DATASET
— begin —
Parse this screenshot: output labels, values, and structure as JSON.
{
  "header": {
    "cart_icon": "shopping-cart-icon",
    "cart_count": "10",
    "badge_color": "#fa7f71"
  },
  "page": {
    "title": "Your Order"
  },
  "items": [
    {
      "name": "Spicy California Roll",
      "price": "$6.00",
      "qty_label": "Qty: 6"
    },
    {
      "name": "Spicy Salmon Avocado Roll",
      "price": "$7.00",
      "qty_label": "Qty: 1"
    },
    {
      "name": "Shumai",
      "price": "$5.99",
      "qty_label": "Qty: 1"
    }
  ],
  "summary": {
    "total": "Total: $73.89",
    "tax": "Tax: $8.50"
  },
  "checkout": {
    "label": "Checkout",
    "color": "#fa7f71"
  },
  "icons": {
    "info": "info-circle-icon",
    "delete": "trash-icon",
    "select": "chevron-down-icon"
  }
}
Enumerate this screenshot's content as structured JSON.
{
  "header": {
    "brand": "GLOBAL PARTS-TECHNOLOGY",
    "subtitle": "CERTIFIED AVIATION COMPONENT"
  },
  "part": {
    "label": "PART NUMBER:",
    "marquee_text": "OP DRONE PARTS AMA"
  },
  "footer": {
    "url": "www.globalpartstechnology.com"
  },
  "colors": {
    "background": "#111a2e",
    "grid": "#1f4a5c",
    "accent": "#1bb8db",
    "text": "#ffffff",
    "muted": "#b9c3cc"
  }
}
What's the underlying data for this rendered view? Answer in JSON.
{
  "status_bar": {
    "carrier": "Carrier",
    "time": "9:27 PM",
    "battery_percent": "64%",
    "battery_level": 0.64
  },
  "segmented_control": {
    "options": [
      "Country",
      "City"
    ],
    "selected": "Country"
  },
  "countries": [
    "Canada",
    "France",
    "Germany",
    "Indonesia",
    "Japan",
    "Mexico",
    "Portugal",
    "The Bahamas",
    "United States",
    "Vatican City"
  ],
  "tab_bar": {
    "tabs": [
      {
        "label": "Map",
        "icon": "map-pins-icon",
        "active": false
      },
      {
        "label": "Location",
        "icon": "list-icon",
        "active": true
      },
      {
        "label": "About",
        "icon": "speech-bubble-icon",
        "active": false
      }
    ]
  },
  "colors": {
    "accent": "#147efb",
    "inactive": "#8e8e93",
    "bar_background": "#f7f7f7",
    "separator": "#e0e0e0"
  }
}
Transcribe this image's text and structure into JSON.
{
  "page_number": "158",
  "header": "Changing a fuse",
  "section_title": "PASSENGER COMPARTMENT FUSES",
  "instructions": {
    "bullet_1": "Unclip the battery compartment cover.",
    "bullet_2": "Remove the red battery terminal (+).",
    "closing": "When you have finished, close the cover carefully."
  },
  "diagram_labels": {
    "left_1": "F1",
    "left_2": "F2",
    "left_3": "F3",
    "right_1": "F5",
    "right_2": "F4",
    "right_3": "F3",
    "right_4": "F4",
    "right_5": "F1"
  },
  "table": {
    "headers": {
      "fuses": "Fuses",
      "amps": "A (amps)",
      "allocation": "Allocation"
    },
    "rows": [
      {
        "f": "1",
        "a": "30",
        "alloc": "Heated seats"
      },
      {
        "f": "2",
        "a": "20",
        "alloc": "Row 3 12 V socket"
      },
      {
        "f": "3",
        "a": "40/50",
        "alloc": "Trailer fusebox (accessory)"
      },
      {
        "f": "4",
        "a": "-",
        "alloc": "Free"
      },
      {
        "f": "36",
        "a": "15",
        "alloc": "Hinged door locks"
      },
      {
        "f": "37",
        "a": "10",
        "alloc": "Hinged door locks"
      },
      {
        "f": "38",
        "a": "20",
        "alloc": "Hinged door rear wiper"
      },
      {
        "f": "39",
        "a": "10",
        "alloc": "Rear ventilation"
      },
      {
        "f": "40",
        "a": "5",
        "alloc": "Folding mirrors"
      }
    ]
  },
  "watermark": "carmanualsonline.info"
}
— end —
EXERCISE DIRECTIONS
Retype every record above exactly as it appears.

RESPONSE BELOW
Parse this screenshot: output labels, values, and structure as JSON.
{
  "header": {
    "cart_icon": "shopping-cart-icon",
    "cart_count": "10",
    "badge_color": "#fa7f71"
  },
  "page": {
    "title": "Your Order"
  },
  "items": [
    {
      "name": "Spicy California Roll",
      "price": "$6.00",
      "qty_label": "Qty: 6"
    },
    {
      "name": "Spicy Salmon Avocado Roll",
      "price": "$7.00",
      "qty_label": "Qty: 1"
    },
    {
      "name": "Shumai",
      "price": "$5.99",
      "qty_label": "Qty: 1"
    }
  ],
  "summary": {
    "total": "Total: $73.89",
    "tax": "Tax: $8.50"
  },
  "checkout": {
    "label": "Checkout",
    "color": "#fa7f71"
  },
  "icons": {
    "info": "info-circle-icon",
    "delete": "trash-icon",
    "select": "chevron-down-icon"
  }
}
Enumerate this screenshot's content as structured JSON.
{
  "header": {
    "brand": "GLOBAL PARTS-TECHNOLOGY",
    "subtitle": "CERTIFIED AVIATION COMPONENT"
  },
  "part": {
    "label": "PART NUMBER:",
    "marquee_text": "OP DRONE PARTS AMA"
  },
  "footer": {
    "url": "www.globalpartstechnology.com"
  },
  "colors": {
    "background": "#111a2e",
    "grid": "#1f4a5c",
    "accent": "#1bb8db",
    "text": "#ffffff",
    "muted": "#b9c3cc"
  }
}
What's the underlying data for this rendered view? Answer in JSON.
{
  "status_bar": {
    "carrier": "Carrier",
    "time": "9:27 PM",
    "battery_percent": "64%",
    "battery_level": 0.64
  },
  "segmented_control": {
    "options": [
      "Country",
      "City"
    ],
    "selected": "Country"
  },
  "countries": [
    "Canada",
    "France",
    "Germany",
    "Indonesia",
    "Japan",
    "Mexico",
    "Portugal",
    "The Bahamas",
    "United States",
    "Vatican City"
  ],
  "tab_bar": {
    "tabs": [
      {
        "label": "Map",
        "icon": "map-pins-icon",
        "active": false
      },
      {
        "label": "Location",
        "icon": "list-icon",
        "active": true
      },
      {
        "label": "About",
        "icon": "speech-bubble-icon",
        "active": false
      }
    ]
  },
  "colors": {
    "accent": "#147efb",
    "inactive": "#8e8e93",
    "bar_background": "#f7f7f7",
    "separator": "#e0e0e0"
  }
}
Transcribe this image's text and structure into JSON.
{
  "page_number": "158",
  "header": "Changing a fuse",
  "section_title": "PASSENGER COMPARTMENT FUSES",
  "instructions": {
    "bullet_1": "Unclip the battery compartment cover.",
    "bullet_2": "Remove the red battery terminal (+).",
    "closing": "When you have finished, close the cover carefully."
  },
  "diagram_labels": {
    "left_1": "F1",
    "left_2": "F2",
    "left_3": "F3",
    "right_1": "F5",
    "right_2": "F4",
    "right_3": "F3",
    "right_4": "F4",
    "right_5": "F1"
  },
  "table": {
    "headers": {
      "fuses": "Fuses",
      "amps": "A (amps)",
      "allocation": "Allocation"
    },
    "rows": [
      {
        "f": "1",
        "a": "30",
        "alloc": "Heated seats"
      },
      {
        "f": "2",
        "a": "20",
        "alloc": "Row 3 12 V socket"
      },
      {
        "f": "3",
        "a": "40/50",
        "alloc": "Trailer fusebox (accessory)"
      },
      {
        "f": "4",
        "a": "-",
        "alloc": "Free"
      },
      {
        "f": "36",
        "a": "15",
        "alloc": "Hinged door locks"
      },
      {
        "f": "37",
        "a": "10",
        "alloc": "Hinged door locks"
      },
      {
        "f": "38",
        "a": "20",
        "alloc": "Hinged door rear wiper"
      },
      {
        "f": "39",
        "a": "10",
        "alloc": "Rear ventilation"
      },
      {
        "f": "40",
        "a": "5",
        "alloc": "Folding mirrors"
      }
    ]
  },
  "watermark": "carmanualsonline.info"
}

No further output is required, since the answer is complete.